* **Written task**: Send back all the data below, exactly as given.

(Records from a data collection)
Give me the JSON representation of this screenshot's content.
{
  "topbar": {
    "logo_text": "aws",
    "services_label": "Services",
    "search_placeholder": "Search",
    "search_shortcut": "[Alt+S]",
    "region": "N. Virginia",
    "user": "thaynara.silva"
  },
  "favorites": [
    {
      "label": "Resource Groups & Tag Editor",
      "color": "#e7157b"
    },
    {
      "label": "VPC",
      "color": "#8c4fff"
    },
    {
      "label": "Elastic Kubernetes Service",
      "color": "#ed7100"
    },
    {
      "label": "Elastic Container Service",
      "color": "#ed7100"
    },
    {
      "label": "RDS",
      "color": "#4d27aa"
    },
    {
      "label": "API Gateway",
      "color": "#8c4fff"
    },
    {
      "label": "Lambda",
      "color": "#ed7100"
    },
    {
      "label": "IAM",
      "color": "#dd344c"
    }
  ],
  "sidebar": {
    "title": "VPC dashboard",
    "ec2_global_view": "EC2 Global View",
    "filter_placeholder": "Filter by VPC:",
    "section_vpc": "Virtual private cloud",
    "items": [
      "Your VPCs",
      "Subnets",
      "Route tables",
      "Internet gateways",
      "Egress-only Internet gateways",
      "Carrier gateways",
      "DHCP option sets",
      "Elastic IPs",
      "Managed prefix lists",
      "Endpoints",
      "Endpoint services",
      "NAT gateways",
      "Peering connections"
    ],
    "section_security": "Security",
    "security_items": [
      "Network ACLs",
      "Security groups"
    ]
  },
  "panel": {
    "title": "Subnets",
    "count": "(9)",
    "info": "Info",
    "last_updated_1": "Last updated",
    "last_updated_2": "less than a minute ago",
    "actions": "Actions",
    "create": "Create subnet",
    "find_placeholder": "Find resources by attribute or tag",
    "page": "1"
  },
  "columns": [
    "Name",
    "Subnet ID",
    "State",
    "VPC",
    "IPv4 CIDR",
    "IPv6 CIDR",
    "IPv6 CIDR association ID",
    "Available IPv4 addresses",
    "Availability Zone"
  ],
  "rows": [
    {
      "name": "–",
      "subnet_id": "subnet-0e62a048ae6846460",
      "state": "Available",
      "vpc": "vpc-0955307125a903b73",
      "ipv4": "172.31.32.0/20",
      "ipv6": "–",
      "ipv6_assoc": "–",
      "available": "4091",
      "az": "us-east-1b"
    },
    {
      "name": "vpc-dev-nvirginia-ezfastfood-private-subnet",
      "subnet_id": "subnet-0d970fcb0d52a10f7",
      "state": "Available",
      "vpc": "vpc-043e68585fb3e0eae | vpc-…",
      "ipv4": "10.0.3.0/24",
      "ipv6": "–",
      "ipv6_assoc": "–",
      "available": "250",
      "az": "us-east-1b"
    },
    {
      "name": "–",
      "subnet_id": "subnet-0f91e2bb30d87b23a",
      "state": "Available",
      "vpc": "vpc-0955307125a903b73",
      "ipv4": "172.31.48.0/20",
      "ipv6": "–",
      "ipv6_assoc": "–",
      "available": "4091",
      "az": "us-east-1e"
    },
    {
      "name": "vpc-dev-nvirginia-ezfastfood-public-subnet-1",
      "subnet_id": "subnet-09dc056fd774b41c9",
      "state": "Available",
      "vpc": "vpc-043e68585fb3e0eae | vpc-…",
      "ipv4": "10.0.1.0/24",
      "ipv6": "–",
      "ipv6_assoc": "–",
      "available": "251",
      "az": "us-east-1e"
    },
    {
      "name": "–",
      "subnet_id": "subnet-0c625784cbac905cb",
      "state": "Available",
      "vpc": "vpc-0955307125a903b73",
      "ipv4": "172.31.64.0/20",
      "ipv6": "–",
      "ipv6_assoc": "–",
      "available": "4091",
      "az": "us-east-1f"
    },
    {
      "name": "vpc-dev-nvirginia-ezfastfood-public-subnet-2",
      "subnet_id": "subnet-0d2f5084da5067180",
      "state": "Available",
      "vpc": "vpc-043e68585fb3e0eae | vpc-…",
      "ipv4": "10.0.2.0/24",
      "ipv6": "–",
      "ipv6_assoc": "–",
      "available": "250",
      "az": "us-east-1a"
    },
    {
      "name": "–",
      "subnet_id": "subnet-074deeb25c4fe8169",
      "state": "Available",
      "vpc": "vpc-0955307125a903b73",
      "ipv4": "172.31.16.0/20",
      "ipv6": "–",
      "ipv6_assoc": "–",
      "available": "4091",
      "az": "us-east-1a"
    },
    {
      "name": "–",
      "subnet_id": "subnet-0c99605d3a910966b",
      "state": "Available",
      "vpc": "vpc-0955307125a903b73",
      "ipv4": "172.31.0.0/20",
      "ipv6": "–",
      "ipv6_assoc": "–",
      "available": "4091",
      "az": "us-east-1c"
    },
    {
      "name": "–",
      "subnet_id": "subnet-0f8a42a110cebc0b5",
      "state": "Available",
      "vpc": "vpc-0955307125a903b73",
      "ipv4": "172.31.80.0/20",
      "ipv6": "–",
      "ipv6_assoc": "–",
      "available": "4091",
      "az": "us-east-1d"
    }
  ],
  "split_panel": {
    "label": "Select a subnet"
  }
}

* **Result**:
Give me the JSON representation of this screenshot's content.
{
  "topbar": {
    "logo_text": "aws",
    "services_label": "Services",
    "search_placeholder": "Search",
    "search_shortcut": "[Alt+S]",
    "region": "N. Virginia",
    "user": "thaynara.silva"
  },
  "favorites": [
    {
      "label": "Resource Groups & Tag Editor",
      "color": "#e7157b"
    },
    {
      "label": "VPC",
      "color": "#8c4fff"
    },
    {
      "label": "Elastic Kubernetes Service",
      "color": "#ed7100"
    },
    {
      "label": "Elastic Container Service",
      "color": "#ed7100"
    },
    {
      "label": "RDS",
      "color": "#4d27aa"
    },
    {
      "label": "API Gateway",
      "color": "#8c4fff"
    },
    {
      "label": "Lambda",
      "color": "#ed7100"
    },
    {
      "label": "IAM",
      "color": "#dd344c"
    }
  ],
  "sidebar": {
    "title": "VPC dashboard",
    "ec2_global_view": "EC2 Global View",
    "filter_placeholder": "Filter by VPC:",
    "section_vpc": "Virtual private cloud",
    "items": [
      "Your VPCs",
      "Subnets",
      "Route tables",
      "Internet gateways",
      "Egress-only Internet gateways",
      "Carrier gateways",
      "DHCP option sets",
      "Elastic IPs",
      "Managed prefix lists",
      "Endpoints",
      "Endpoint services",
      "NAT gateways",
      "Peering connections"
    ],
    "section_security": "Security",
    "security_items": [
      "Network ACLs",
      "Security groups"
    ]
  },
  "panel": {
    "title": "Subnets",
    "count": "(9)",
    "info": "Info",
    "last_updated_1": "Last updated",
    "last_updated_2": "less than a minute ago",
    "actions": "Actions",
    "create": "Create subnet",
    "find_placeholder": "Find resources by attribute or tag",
    "page": "1"
  },
  "columns": [
    "Name",
    "Subnet ID",
    "State",
    "VPC",
    "IPv4 CIDR",
    "IPv6 CIDR",
    "IPv6 CIDR association ID",
    "Available IPv4 addresses",
    "Availability Zone"
  ],
  "rows": [
    {
      "name": "–",
      "subnet_id": "subnet-0e62a048ae6846460",
      "state": "Available",
      "vpc": "vpc-0955307125a903b73",
      "ipv4": "172.31.32.0/20",
      "ipv6": "–",
      "ipv6_assoc": "–",
      "available": "4091",
      "az": "us-east-1b"
    },
    {
      "name": "vpc-dev-nvirginia-ezfastfood-private-subnet",
      "subnet_id": "subnet-0d970fcb0d52a10f7",
      "state": "Available",
      "vpc": "vpc-043e68585fb3e0eae | vpc-…",
      "ipv4": "10.0.3.0/24",
      "ipv6": "–",
      "ipv6_assoc": "–",
      "available": "250",
      "az": "us-east-1b"
    },
    {
      "name": "–",
      "subnet_id": "subnet-0f91e2bb30d87b23a",
      "state": "Available",
      "vpc": "vpc-0955307125a903b73",
      "ipv4": "172.31.48.0/20",
      "ipv6": "–",
      "ipv6_assoc": "–",
      "available": "4091",
      "az": "us-east-1e"
    },
    {
      "name": "vpc-dev-nvirginia-ezfastfood-public-subnet-1",
      "subnet_id": "subnet-09dc056fd774b41c9",
      "state": "Available",
      "vpc": "vpc-043e68585fb3e0eae | vpc-…",
      "ipv4": "10.0.1.0/24",
      "ipv6": "–",
      "ipv6_assoc": "–",
      "available": "251",
      "az": "us-east-1e"
    },
    {
      "name": "–",
      "subnet_id": "subnet-0c625784cbac905cb",
      "state": "Available",
      "vpc": "vpc-0955307125a903b73",
      "ipv4": "172.31.64.0/20",
      "ipv6": "–",
      "ipv6_assoc": "–",
      "available": "4091",
      "az": "us-east-1f"
    },
    {
      "name": "vpc-dev-nvirginia-ezfastfood-public-subnet-2",
      "subnet_id": "subnet-0d2f5084da5067180",
      "state": "Available",
      "vpc": "vpc-043e68585fb3e0eae | vpc-…",
      "ipv4": "10.0.2.0/24",
      "ipv6": "–",
      "ipv6_assoc": "–",
      "available": "250",
      "az": "us-east-1a"
    },
    {
      "name": "–",
      "subnet_id": "subnet-074deeb25c4fe8169",
      "state": "Available",
      "vpc": "vpc-0955307125a903b73",
      "ipv4": "172.31.16.0/20",
      "ipv6": "–",
      "ipv6_assoc": "–",
      "available": "4091",
      "az": "us-east-1a"
    },
    {
      "name": "–",
      "subnet_id": "subnet-0c99605d3a910966b",
      "state": "Available",
      "vpc": "vpc-0955307125a903b73",
      "ipv4": "172.31.0.0/20",
      "ipv6": "–",
      "ipv6_assoc": "–",
      "available": "4091",
      "az": "us-east-1c"
    },
    {
      "name": "–",
      "subnet_id": "subnet-0f8a42a110cebc0b5",
      "state": "Available",
      "vpc": "vpc-0955307125a903b73",
      "ipv4": "172.31.80.0/20",
      "ipv6": "–",
      "ipv6_assoc": "–",
      "available": "4091",
      "az": "us-east-1d"
    }
  ],
  "split_panel": {
    "label": "Select a subnet"
  }
}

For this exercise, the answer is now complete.